** Begin Given entries **

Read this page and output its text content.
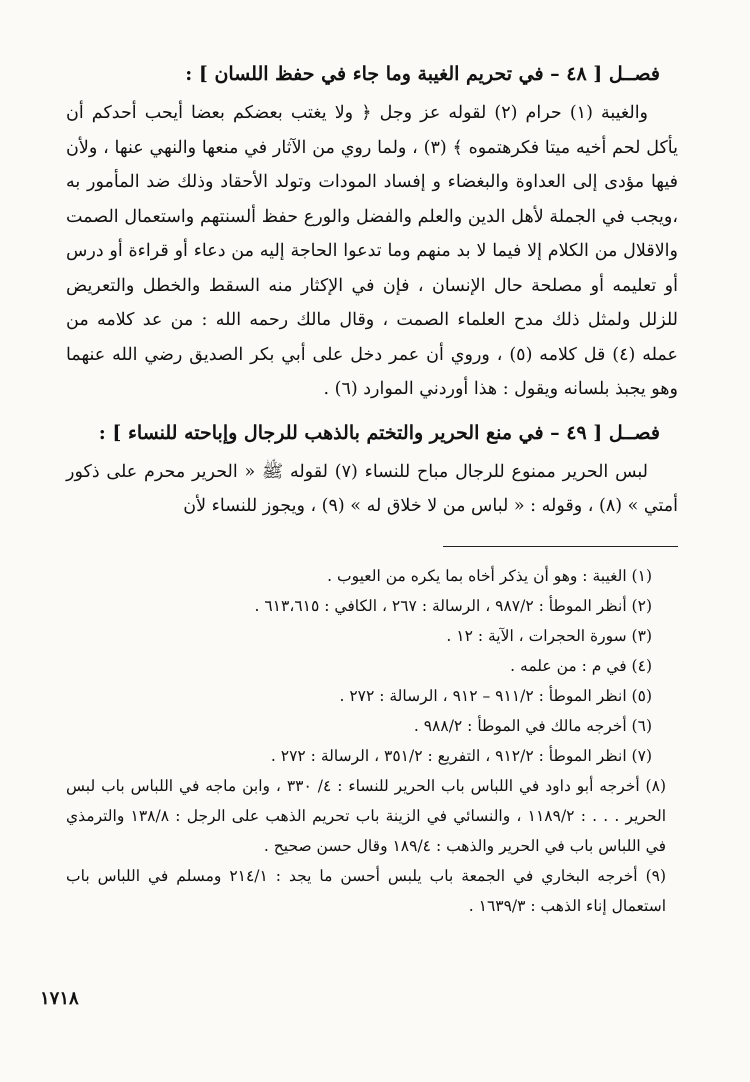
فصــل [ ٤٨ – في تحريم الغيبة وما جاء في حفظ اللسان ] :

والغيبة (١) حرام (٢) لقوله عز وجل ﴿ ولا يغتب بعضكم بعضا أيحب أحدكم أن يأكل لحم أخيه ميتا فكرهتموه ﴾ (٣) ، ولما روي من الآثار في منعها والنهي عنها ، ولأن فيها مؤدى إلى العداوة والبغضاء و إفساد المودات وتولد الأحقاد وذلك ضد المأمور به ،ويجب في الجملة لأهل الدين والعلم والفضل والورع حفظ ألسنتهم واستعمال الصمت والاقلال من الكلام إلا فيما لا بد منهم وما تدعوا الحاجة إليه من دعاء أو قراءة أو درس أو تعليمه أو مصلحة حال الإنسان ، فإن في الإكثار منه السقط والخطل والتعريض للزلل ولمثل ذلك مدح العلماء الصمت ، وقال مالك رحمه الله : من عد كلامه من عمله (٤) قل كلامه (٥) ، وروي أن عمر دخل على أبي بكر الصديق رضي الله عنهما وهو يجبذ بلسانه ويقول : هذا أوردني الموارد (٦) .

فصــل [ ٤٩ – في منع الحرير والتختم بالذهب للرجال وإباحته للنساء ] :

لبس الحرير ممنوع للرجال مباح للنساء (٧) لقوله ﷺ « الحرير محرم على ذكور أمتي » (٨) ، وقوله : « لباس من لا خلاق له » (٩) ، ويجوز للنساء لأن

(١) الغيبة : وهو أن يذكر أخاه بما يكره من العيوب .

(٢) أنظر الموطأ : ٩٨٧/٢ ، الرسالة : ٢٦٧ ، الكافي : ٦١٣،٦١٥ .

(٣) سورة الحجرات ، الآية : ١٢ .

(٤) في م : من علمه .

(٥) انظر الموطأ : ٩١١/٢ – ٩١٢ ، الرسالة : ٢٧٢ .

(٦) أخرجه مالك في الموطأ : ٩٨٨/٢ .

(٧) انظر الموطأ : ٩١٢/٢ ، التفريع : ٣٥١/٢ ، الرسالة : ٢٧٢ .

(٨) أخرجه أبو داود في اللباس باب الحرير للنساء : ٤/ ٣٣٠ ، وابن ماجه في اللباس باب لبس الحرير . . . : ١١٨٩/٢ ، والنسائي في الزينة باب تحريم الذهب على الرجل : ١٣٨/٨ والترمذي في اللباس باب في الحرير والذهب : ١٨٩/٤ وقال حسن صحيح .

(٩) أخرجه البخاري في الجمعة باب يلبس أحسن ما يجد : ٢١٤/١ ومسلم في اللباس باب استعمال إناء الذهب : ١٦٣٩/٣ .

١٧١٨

** End Given entries **
** Begin Given entries **

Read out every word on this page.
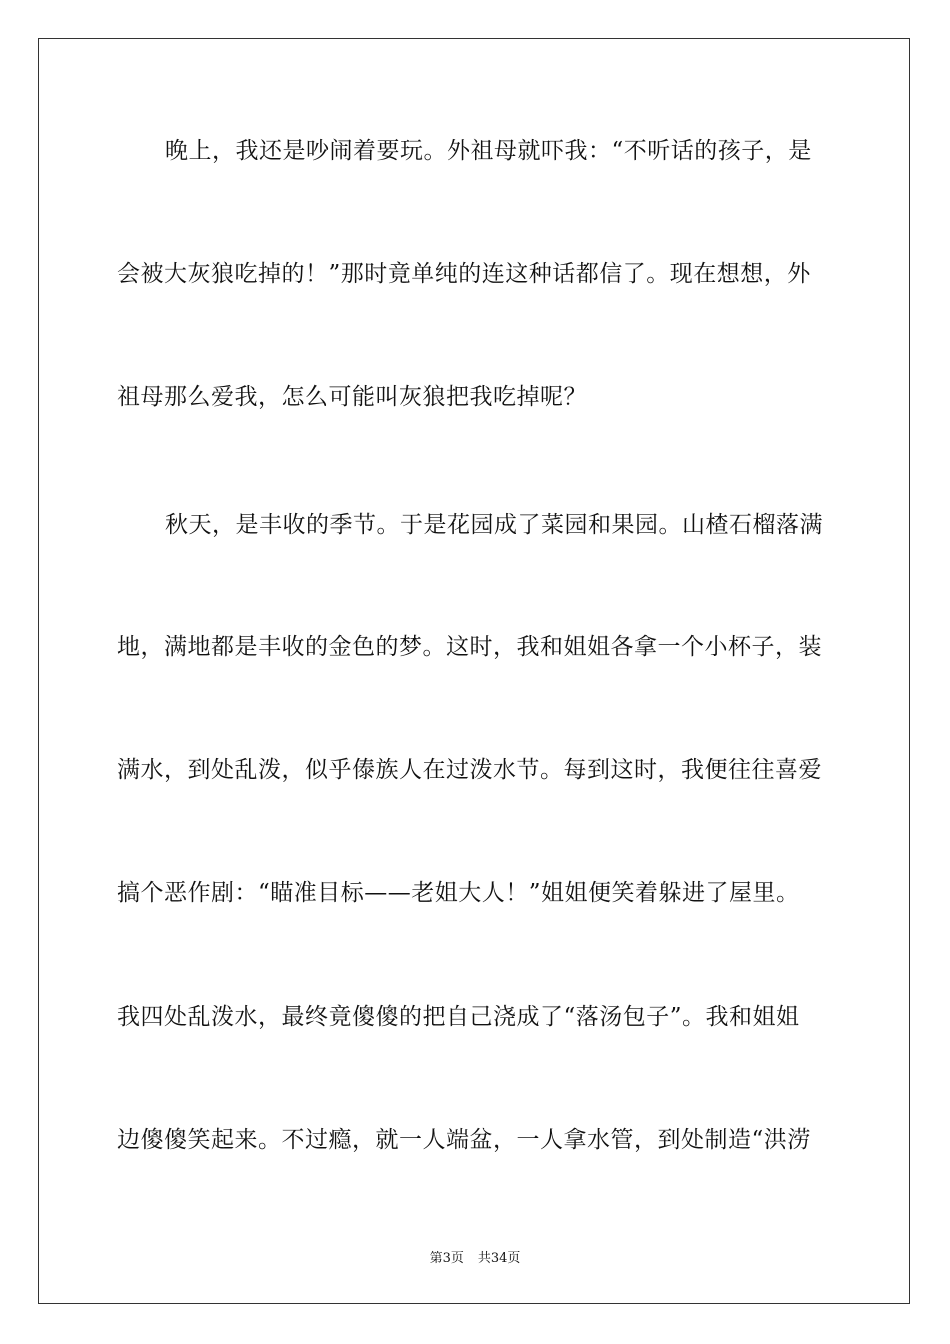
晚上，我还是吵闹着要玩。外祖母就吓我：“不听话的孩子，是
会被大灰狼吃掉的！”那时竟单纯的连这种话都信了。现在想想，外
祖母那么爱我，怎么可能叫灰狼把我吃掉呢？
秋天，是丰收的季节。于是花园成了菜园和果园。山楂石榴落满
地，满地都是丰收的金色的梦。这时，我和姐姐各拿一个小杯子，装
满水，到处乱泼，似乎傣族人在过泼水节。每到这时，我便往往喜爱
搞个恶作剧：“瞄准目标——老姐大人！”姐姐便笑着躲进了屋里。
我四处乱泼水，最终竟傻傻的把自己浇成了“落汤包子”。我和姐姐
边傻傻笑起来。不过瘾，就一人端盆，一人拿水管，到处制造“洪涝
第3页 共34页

** End Given entries **

■ **Do this**
Find the word "للرجال" in the material, then list each line that holds it.

■ **Expected answer**
فصــل [ ٤٩ – في منع الحرير والتختم بالذهب للرجال وإباحته للنساء ] :
لبس الحرير ممنوع للرجال مباح للنساء (٧) لقوله ﷺ « الحرير محرم على ذكور أمتي » (٨) ، وقوله : « لباس من لا خلاق له » (٩) ، ويجوز للنساء لأن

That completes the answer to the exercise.